DO THIS:
In full and without deviation, write out the entries that follow.

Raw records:
-- start --

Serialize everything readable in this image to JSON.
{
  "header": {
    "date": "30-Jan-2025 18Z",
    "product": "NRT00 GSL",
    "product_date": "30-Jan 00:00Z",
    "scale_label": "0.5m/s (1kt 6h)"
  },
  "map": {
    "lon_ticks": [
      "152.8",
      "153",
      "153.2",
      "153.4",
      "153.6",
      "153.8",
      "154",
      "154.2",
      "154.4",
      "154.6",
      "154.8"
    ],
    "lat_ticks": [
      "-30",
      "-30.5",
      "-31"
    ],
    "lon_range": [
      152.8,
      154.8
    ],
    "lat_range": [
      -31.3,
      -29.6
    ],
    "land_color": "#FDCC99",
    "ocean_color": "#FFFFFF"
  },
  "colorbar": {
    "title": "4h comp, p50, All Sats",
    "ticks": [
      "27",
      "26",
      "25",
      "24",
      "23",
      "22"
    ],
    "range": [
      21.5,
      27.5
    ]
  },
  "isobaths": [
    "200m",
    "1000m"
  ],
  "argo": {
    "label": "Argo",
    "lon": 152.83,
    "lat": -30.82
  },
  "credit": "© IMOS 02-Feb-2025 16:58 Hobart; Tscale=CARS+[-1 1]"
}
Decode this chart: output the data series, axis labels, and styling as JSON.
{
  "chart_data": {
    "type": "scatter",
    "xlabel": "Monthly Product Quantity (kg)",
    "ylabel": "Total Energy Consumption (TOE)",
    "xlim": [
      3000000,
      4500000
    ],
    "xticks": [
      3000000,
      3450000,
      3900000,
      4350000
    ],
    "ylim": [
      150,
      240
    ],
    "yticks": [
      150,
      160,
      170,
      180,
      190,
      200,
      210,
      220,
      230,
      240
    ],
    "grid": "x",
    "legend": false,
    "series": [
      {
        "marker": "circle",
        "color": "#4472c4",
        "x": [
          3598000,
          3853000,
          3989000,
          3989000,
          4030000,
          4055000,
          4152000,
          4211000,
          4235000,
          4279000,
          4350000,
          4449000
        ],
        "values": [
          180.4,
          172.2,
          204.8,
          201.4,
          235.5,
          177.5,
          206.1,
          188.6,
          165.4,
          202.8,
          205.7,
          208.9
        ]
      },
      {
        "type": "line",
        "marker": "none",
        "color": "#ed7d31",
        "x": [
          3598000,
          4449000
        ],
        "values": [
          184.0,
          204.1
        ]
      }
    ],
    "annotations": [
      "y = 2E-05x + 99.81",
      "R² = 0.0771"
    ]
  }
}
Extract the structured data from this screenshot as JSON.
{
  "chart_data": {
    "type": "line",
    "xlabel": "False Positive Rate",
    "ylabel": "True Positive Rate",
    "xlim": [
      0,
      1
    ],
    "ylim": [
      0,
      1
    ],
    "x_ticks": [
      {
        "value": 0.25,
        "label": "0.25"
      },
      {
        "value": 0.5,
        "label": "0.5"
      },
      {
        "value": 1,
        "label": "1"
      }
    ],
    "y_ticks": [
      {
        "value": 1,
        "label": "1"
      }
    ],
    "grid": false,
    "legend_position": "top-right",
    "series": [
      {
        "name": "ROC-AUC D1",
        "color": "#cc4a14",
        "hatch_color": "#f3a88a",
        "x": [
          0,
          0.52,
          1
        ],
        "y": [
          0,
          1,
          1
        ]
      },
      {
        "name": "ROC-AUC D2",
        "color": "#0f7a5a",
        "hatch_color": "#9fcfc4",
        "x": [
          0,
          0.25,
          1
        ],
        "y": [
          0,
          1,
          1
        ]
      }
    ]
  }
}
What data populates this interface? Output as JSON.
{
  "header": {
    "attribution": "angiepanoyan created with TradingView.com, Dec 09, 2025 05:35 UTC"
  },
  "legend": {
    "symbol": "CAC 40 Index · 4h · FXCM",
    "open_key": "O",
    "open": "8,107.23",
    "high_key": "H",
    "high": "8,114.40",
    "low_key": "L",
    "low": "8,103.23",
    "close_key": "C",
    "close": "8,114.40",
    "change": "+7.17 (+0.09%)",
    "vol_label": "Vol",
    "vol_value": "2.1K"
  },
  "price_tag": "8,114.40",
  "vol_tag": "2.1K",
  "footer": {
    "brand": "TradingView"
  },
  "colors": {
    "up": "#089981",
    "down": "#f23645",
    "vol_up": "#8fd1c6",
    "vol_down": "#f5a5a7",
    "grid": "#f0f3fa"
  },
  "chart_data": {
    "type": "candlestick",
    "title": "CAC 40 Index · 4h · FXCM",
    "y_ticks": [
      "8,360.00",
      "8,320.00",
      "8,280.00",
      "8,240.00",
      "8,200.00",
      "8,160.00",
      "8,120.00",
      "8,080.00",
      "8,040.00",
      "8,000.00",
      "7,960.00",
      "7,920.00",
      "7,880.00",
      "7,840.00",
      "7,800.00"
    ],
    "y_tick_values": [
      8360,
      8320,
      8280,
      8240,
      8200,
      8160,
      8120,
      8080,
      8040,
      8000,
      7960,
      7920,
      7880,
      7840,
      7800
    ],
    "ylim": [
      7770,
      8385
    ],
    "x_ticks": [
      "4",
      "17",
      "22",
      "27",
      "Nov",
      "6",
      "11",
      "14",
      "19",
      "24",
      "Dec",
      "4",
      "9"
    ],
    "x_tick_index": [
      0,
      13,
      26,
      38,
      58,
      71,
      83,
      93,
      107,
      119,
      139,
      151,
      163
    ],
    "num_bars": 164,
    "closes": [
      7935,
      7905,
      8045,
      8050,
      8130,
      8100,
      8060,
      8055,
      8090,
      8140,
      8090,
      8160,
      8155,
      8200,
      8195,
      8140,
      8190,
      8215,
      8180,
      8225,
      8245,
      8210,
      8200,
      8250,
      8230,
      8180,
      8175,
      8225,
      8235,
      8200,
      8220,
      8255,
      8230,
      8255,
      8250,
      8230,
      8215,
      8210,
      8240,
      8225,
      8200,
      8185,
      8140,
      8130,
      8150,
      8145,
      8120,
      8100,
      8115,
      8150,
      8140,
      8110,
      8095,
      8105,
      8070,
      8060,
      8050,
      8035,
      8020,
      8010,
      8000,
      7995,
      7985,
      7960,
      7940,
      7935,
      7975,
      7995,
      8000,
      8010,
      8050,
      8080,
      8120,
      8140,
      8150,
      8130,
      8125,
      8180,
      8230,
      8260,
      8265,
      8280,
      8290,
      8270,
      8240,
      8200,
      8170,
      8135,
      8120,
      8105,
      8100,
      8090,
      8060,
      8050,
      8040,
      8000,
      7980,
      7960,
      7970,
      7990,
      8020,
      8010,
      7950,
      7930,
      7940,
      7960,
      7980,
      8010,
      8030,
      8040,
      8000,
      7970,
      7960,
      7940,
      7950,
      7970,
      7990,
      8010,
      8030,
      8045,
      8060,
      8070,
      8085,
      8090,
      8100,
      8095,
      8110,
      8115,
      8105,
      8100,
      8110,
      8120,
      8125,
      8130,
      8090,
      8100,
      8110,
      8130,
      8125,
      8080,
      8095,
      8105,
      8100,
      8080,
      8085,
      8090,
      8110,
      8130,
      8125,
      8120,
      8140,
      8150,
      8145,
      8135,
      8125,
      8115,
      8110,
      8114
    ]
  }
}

-- end --

COMPLETE ANSWER:
Serialize everything readable in this image to JSON.
{
  "header": {
    "date": "30-Jan-2025 18Z",
    "product": "NRT00 GSL",
    "product_date": "30-Jan 00:00Z",
    "scale_label": "0.5m/s (1kt 6h)"
  },
  "map": {
    "lon_ticks": [
      "152.8",
      "153",
      "153.2",
      "153.4",
      "153.6",
      "153.8",
      "154",
      "154.2",
      "154.4",
      "154.6",
      "154.8"
    ],
    "lat_ticks": [
      "-30",
      "-30.5",
      "-31"
    ],
    "lon_range": [
      152.8,
      154.8
    ],
    "lat_range": [
      -31.3,
      -29.6
    ],
    "land_color": "#FDCC99",
    "ocean_color": "#FFFFFF"
  },
  "colorbar": {
    "title": "4h comp, p50, All Sats",
    "ticks": [
      "27",
      "26",
      "25",
      "24",
      "23",
      "22"
    ],
    "range": [
      21.5,
      27.5
    ]
  },
  "isobaths": [
    "200m",
    "1000m"
  ],
  "argo": {
    "label": "Argo",
    "lon": 152.83,
    "lat": -30.82
  },
  "credit": "© IMOS 02-Feb-2025 16:58 Hobart; Tscale=CARS+[-1 1]"
}
Decode this chart: output the data series, axis labels, and styling as JSON.
{
  "chart_data": {
    "type": "scatter",
    "xlabel": "Monthly Product Quantity (kg)",
    "ylabel": "Total Energy Consumption (TOE)",
    "xlim": [
      3000000,
      4500000
    ],
    "xticks": [
      3000000,
      3450000,
      3900000,
      4350000
    ],
    "ylim": [
      150,
      240
    ],
    "yticks": [
      150,
      160,
      170,
      180,
      190,
      200,
      210,
      220,
      230,
      240
    ],
    "grid": "x",
    "legend": false,
    "series": [
      {
        "marker": "circle",
        "color": "#4472c4",
        "x": [
          3598000,
          3853000,
          3989000,
          3989000,
          4030000,
          4055000,
          4152000,
          4211000,
          4235000,
          4279000,
          4350000,
          4449000
        ],
        "values": [
          180.4,
          172.2,
          204.8,
          201.4,
          235.5,
          177.5,
          206.1,
          188.6,
          165.4,
          202.8,
          205.7,
          208.9
        ]
      },
      {
        "type": "line",
        "marker": "none",
        "color": "#ed7d31",
        "x": [
          3598000,
          4449000
        ],
        "values": [
          184.0,
          204.1
        ]
      }
    ],
    "annotations": [
      "y = 2E-05x + 99.81",
      "R² = 0.0771"
    ]
  }
}
Extract the structured data from this screenshot as JSON.
{
  "chart_data": {
    "type": "line",
    "xlabel": "False Positive Rate",
    "ylabel": "True Positive Rate",
    "xlim": [
      0,
      1
    ],
    "ylim": [
      0,
      1
    ],
    "x_ticks": [
      {
        "value": 0.25,
        "label": "0.25"
      },
      {
        "value": 0.5,
        "label": "0.5"
      },
      {
        "value": 1,
        "label": "1"
      }
    ],
    "y_ticks": [
      {
        "value": 1,
        "label": "1"
      }
    ],
    "grid": false,
    "legend_position": "top-right",
    "series": [
      {
        "name": "ROC-AUC D1",
        "color": "#cc4a14",
        "hatch_color": "#f3a88a",
        "x": [
          0,
          0.52,
          1
        ],
        "y": [
          0,
          1,
          1
        ]
      },
      {
        "name": "ROC-AUC D2",
        "color": "#0f7a5a",
        "hatch_color": "#9fcfc4",
        "x": [
          0,
          0.25,
          1
        ],
        "y": [
          0,
          1,
          1
        ]
      }
    ]
  }
}
What data populates this interface? Output as JSON.
{
  "header": {
    "attribution": "angiepanoyan created with TradingView.com, Dec 09, 2025 05:35 UTC"
  },
  "legend": {
    "symbol": "CAC 40 Index · 4h · FXCM",
    "open_key": "O",
    "open": "8,107.23",
    "high_key": "H",
    "high": "8,114.40",
    "low_key": "L",
    "low": "8,103.23",
    "close_key": "C",
    "close": "8,114.40",
    "change": "+7.17 (+0.09%)",
    "vol_label": "Vol",
    "vol_value": "2.1K"
  },
  "price_tag": "8,114.40",
  "vol_tag": "2.1K",
  "footer": {
    "brand": "TradingView"
  },
  "colors": {
    "up": "#089981",
    "down": "#f23645",
    "vol_up": "#8fd1c6",
    "vol_down": "#f5a5a7",
    "grid": "#f0f3fa"
  },
  "chart_data": {
    "type": "candlestick",
    "title": "CAC 40 Index · 4h · FXCM",
    "y_ticks": [
      "8,360.00",
      "8,320.00",
      "8,280.00",
      "8,240.00",
      "8,200.00",
      "8,160.00",
      "8,120.00",
      "8,080.00",
      "8,040.00",
      "8,000.00",
      "7,960.00",
      "7,920.00",
      "7,880.00",
      "7,840.00",
      "7,800.00"
    ],
    "y_tick_values": [
      8360,
      8320,
      8280,
      8240,
      8200,
      8160,
      8120,
      8080,
      8040,
      8000,
      7960,
      7920,
      7880,
      7840,
      7800
    ],
    "ylim": [
      7770,
      8385
    ],
    "x_ticks": [
      "4",
      "17",
      "22",
      "27",
      "Nov",
      "6",
      "11",
      "14",
      "19",
      "24",
      "Dec",
      "4",
      "9"
    ],
    "x_tick_index": [
      0,
      13,
      26,
      38,
      58,
      71,
      83,
      93,
      107,
      119,
      139,
      151,
      163
    ],
    "num_bars": 164,
    "closes": [
      7935,
      7905,
      8045,
      8050,
      8130,
      8100,
      8060,
      8055,
      8090,
      8140,
      8090,
      8160,
      8155,
      8200,
      8195,
      8140,
      8190,
      8215,
      8180,
      8225,
      8245,
      8210,
      8200,
      8250,
      8230,
      8180,
      8175,
      8225,
      8235,
      8200,
      8220,
      8255,
      8230,
      8255,
      8250,
      8230,
      8215,
      8210,
      8240,
      8225,
      8200,
      8185,
      8140,
      8130,
      8150,
      8145,
      8120,
      8100,
      8115,
      8150,
      8140,
      8110,
      8095,
      8105,
      8070,
      8060,
      8050,
      8035,
      8020,
      8010,
      8000,
      7995,
      7985,
      7960,
      7940,
      7935,
      7975,
      7995,
      8000,
      8010,
      8050,
      8080,
      8120,
      8140,
      8150,
      8130,
      8125,
      8180,
      8230,
      8260,
      8265,
      8280,
      8290,
      8270,
      8240,
      8200,
      8170,
      8135,
      8120,
      8105,
      8100,
      8090,
      8060,
      8050,
      8040,
      8000,
      7980,
      7960,
      7970,
      7990,
      8020,
      8010,
      7950,
      7930,
      7940,
      7960,
      7980,
      8010,
      8030,
      8040,
      8000,
      7970,
      7960,
      7940,
      7950,
      7970,
      7990,
      8010,
      8030,
      8045,
      8060,
      8070,
      8085,
      8090,
      8100,
      8095,
      8110,
      8115,
      8105,
      8100,
      8110,
      8120,
      8125,
      8130,
      8090,
      8100,
      8110,
      8130,
      8125,
      8080,
      8095,
      8105,
      8100,
      8080,
      8085,
      8090,
      8110,
      8130,
      8125,
      8120,
      8140,
      8150,
      8145,
      8135,
      8125,
      8115,
      8110,
      8114
    ]
  }
}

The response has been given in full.